## BEGIN RECORDS PROVIDED
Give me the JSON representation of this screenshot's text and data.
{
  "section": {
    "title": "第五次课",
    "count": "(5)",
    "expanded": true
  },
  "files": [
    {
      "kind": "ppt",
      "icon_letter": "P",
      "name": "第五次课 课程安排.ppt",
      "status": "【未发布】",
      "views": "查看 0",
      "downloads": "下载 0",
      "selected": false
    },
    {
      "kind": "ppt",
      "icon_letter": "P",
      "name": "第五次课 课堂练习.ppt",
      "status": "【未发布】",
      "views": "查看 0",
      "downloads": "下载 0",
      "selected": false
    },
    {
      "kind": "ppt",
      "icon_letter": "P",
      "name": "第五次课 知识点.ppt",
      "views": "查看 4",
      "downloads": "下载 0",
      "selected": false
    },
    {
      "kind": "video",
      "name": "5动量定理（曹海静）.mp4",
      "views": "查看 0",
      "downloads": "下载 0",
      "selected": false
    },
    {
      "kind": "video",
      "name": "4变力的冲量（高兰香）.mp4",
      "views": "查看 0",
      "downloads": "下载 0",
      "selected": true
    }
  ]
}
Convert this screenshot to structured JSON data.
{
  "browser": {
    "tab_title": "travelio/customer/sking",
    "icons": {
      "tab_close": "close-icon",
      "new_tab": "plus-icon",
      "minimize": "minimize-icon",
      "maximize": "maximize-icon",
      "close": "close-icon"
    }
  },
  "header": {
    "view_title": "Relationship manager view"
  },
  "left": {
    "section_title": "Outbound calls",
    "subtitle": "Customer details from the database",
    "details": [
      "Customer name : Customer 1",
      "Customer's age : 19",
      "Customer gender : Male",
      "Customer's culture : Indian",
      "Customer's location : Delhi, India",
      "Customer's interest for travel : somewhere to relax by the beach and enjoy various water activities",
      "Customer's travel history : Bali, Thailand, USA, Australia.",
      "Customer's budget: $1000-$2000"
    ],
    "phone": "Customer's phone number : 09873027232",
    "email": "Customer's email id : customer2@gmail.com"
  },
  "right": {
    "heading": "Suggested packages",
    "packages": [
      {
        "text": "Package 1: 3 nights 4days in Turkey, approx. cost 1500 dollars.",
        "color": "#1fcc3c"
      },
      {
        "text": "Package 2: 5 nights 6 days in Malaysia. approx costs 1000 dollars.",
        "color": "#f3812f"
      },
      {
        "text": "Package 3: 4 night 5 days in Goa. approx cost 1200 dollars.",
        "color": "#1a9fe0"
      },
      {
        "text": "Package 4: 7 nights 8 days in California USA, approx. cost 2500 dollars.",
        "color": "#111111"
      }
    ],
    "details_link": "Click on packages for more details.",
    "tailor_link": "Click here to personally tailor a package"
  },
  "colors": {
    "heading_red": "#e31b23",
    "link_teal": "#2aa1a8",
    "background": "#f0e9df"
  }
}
## END RECORDS PROVIDED
PROBLEM TO SOLVE →
Copy out the whole listing, exactly as written.

FINISHED EXERCISE →
Give me the JSON representation of this screenshot's text and data.
{
  "section": {
    "title": "第五次课",
    "count": "(5)",
    "expanded": true
  },
  "files": [
    {
      "kind": "ppt",
      "icon_letter": "P",
      "name": "第五次课 课程安排.ppt",
      "status": "【未发布】",
      "views": "查看 0",
      "downloads": "下载 0",
      "selected": false
    },
    {
      "kind": "ppt",
      "icon_letter": "P",
      "name": "第五次课 课堂练习.ppt",
      "status": "【未发布】",
      "views": "查看 0",
      "downloads": "下载 0",
      "selected": false
    },
    {
      "kind": "ppt",
      "icon_letter": "P",
      "name": "第五次课 知识点.ppt",
      "views": "查看 4",
      "downloads": "下载 0",
      "selected": false
    },
    {
      "kind": "video",
      "name": "5动量定理（曹海静）.mp4",
      "views": "查看 0",
      "downloads": "下载 0",
      "selected": false
    },
    {
      "kind": "video",
      "name": "4变力的冲量（高兰香）.mp4",
      "views": "查看 0",
      "downloads": "下载 0",
      "selected": true
    }
  ]
}
Convert this screenshot to structured JSON data.
{
  "browser": {
    "tab_title": "travelio/customer/sking",
    "icons": {
      "tab_close": "close-icon",
      "new_tab": "plus-icon",
      "minimize": "minimize-icon",
      "maximize": "maximize-icon",
      "close": "close-icon"
    }
  },
  "header": {
    "view_title": "Relationship manager view"
  },
  "left": {
    "section_title": "Outbound calls",
    "subtitle": "Customer details from the database",
    "details": [
      "Customer name : Customer 1",
      "Customer's age : 19",
      "Customer gender : Male",
      "Customer's culture : Indian",
      "Customer's location : Delhi, India",
      "Customer's interest for travel : somewhere to relax by the beach and enjoy various water activities",
      "Customer's travel history : Bali, Thailand, USA, Australia.",
      "Customer's budget: $1000-$2000"
    ],
    "phone": "Customer's phone number : 09873027232",
    "email": "Customer's email id : customer2@gmail.com"
  },
  "right": {
    "heading": "Suggested packages",
    "packages": [
      {
        "text": "Package 1: 3 nights 4days in Turkey, approx. cost 1500 dollars.",
        "color": "#1fcc3c"
      },
      {
        "text": "Package 2: 5 nights 6 days in Malaysia. approx costs 1000 dollars.",
        "color": "#f3812f"
      },
      {
        "text": "Package 3: 4 night 5 days in Goa. approx cost 1200 dollars.",
        "color": "#1a9fe0"
      },
      {
        "text": "Package 4: 7 nights 8 days in California USA, approx. cost 2500 dollars.",
        "color": "#111111"
      }
    ],
    "details_link": "Click on packages for more details.",
    "tailor_link": "Click here to personally tailor a package"
  },
  "colors": {
    "heading_red": "#e31b23",
    "link_teal": "#2aa1a8",
    "background": "#f0e9df"
  }
}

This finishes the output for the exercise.